--- START ---
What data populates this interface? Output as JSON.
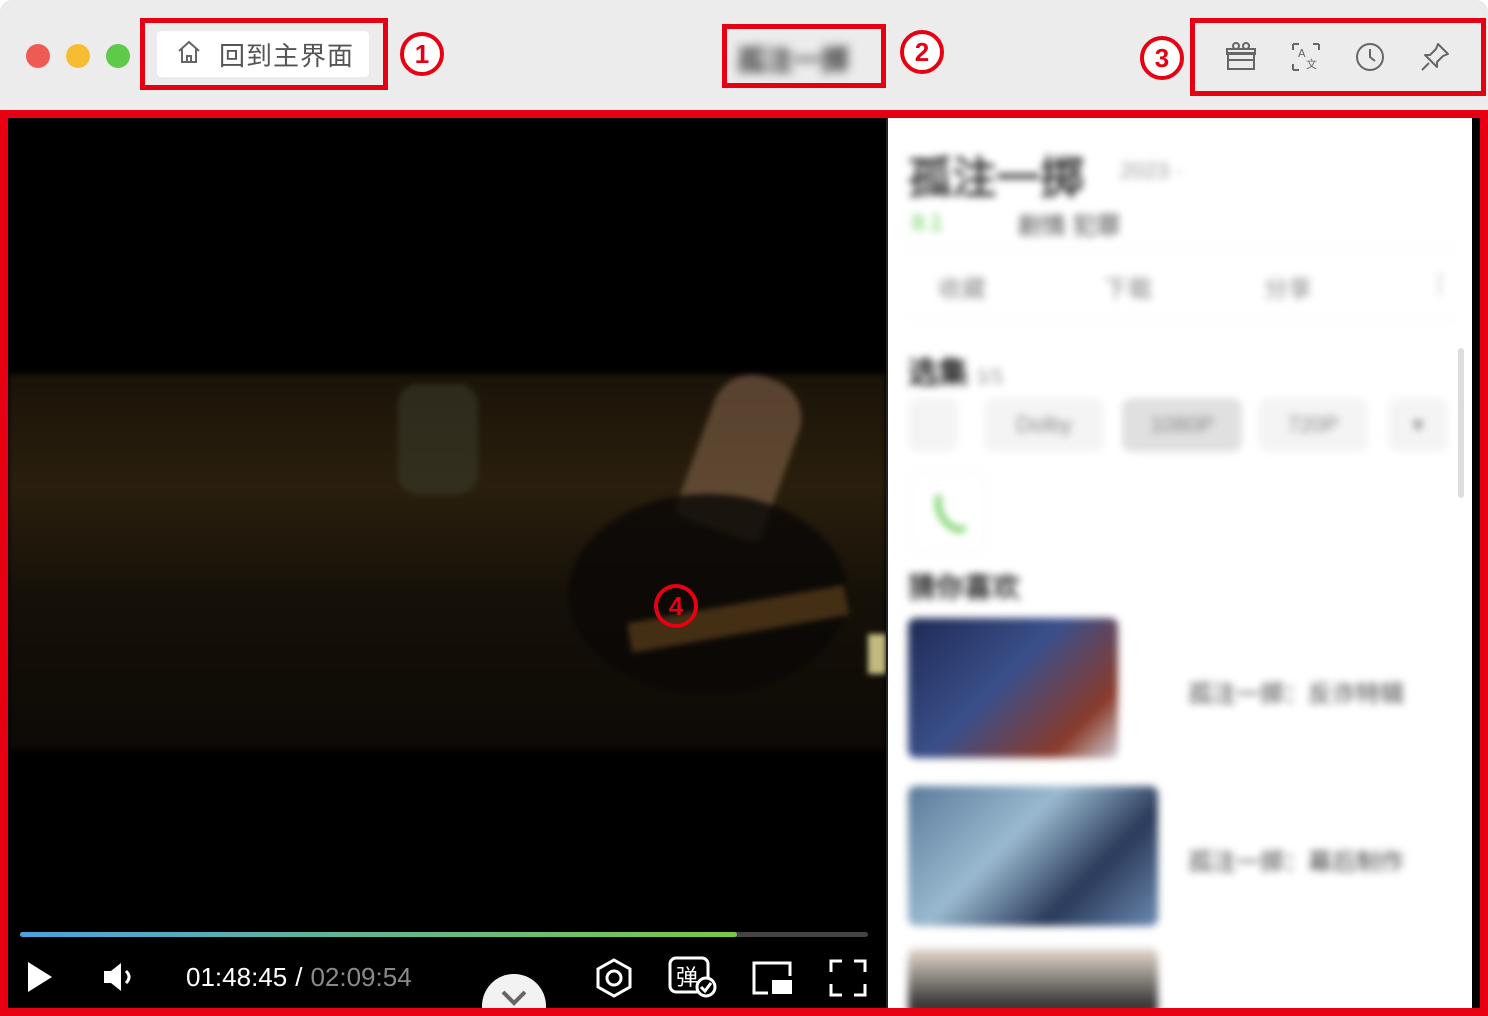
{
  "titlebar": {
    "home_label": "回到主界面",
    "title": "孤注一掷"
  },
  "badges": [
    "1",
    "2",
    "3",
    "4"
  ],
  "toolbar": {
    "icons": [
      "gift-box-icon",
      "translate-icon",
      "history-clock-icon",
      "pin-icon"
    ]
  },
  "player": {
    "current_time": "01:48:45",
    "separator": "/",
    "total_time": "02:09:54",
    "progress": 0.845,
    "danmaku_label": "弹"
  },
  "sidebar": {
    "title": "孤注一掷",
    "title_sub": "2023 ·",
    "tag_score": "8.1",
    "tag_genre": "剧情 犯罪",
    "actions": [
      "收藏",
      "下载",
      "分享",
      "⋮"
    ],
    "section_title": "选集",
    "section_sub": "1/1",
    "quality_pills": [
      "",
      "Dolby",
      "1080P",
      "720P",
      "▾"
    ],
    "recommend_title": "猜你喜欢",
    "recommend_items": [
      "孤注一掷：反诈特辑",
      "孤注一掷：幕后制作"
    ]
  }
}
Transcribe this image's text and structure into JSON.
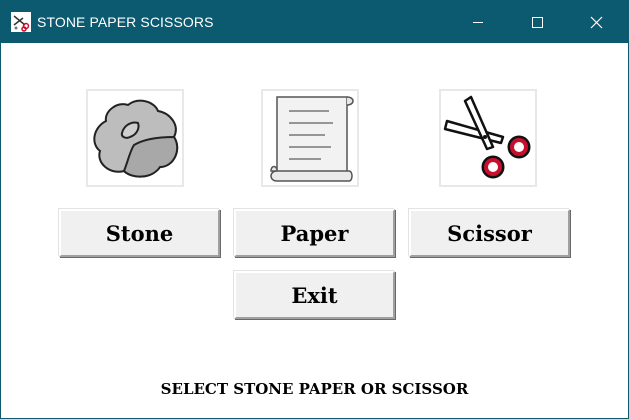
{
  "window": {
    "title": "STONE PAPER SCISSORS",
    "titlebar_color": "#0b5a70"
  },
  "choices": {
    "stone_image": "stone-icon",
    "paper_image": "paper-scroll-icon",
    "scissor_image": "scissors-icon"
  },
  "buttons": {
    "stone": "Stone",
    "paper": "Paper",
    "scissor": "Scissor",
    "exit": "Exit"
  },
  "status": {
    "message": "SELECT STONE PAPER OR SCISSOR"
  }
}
--- END ---
» **Problem description**:
Only the number is wanted: how many lines in the entries above contain the word "this"?

» **Solved problem**:
2